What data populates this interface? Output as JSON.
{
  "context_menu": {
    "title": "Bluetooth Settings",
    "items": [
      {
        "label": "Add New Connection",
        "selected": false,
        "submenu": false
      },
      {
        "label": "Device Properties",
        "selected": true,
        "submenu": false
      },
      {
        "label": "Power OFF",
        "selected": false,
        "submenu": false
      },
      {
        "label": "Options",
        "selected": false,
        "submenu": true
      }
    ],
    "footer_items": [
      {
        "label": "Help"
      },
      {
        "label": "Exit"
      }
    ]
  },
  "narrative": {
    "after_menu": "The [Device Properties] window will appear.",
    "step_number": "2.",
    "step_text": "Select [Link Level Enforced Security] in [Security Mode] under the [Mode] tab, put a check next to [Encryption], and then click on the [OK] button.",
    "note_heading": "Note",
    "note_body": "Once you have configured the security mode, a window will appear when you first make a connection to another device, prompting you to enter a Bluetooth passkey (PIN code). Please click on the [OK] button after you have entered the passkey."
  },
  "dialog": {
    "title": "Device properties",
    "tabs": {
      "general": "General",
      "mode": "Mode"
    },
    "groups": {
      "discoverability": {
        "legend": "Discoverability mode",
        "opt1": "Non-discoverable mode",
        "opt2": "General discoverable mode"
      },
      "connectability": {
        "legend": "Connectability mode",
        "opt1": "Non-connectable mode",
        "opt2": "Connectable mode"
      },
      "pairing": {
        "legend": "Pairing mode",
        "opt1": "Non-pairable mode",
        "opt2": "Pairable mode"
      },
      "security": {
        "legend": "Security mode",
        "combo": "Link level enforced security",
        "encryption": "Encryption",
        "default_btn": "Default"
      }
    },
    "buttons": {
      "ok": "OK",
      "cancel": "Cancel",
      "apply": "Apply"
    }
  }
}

*Stated task:*
Return all lines containing "Bluetooth".

*Written solution:*
    "title": "Bluetooth Settings",
    "note_body": "Once you have configured the security mode, a window will appear when you first make a connection to another device, prompting you to enter a Bluetooth passkey (PIN code). Please click on the [OK] button after you have entered the passkey."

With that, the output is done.